→ EXERCISE DESCRIPTION: Each line in the entries below that holds the string "this" is to be listed.
━━ DATA ━━
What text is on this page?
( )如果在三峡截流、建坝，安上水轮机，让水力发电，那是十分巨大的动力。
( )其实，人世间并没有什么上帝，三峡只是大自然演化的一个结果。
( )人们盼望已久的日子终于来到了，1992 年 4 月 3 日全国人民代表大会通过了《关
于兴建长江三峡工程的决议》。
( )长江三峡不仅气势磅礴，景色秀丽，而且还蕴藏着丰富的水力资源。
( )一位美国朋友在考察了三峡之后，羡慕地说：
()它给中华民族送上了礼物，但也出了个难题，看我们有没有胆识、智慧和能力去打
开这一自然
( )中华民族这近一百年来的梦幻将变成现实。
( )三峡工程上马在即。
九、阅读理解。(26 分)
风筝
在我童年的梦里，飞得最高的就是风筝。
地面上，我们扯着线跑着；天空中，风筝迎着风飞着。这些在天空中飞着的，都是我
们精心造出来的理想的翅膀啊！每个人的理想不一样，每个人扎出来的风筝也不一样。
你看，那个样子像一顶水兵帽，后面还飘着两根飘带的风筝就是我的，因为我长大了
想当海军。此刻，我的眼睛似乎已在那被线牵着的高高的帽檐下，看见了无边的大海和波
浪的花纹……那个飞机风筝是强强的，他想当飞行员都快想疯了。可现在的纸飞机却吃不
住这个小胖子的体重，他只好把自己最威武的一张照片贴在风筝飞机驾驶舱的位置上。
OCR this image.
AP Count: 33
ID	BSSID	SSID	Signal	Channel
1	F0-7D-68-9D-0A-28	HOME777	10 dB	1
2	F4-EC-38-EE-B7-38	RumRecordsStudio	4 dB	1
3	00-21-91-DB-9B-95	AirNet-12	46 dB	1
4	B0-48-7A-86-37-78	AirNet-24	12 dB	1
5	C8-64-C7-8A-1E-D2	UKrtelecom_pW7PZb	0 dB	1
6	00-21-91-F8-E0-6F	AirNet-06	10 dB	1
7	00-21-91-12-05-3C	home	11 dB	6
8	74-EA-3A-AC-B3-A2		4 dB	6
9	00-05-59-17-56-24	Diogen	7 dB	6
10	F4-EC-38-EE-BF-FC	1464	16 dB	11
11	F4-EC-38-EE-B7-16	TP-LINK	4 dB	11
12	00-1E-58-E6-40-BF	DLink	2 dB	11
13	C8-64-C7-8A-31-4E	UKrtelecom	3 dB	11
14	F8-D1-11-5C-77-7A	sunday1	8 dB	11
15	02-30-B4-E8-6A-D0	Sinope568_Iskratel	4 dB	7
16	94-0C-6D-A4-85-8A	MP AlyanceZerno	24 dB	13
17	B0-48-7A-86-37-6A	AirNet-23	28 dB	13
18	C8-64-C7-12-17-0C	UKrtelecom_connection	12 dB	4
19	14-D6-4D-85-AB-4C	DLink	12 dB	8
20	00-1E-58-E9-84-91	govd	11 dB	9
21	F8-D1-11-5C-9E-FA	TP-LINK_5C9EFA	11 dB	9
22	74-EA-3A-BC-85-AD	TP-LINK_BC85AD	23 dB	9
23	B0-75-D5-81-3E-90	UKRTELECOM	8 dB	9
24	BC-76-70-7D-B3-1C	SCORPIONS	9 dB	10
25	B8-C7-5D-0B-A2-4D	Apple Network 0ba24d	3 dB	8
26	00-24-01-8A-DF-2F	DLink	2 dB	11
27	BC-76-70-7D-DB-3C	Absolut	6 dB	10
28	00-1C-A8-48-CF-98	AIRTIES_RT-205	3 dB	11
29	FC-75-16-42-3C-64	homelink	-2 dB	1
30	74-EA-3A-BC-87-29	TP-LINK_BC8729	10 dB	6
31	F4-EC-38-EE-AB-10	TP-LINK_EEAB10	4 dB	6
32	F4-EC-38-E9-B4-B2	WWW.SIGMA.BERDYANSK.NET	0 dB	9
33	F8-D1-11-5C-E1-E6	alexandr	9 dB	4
━━━
→ WRITTEN ANSWER:
What text is on this page?
OCR this image.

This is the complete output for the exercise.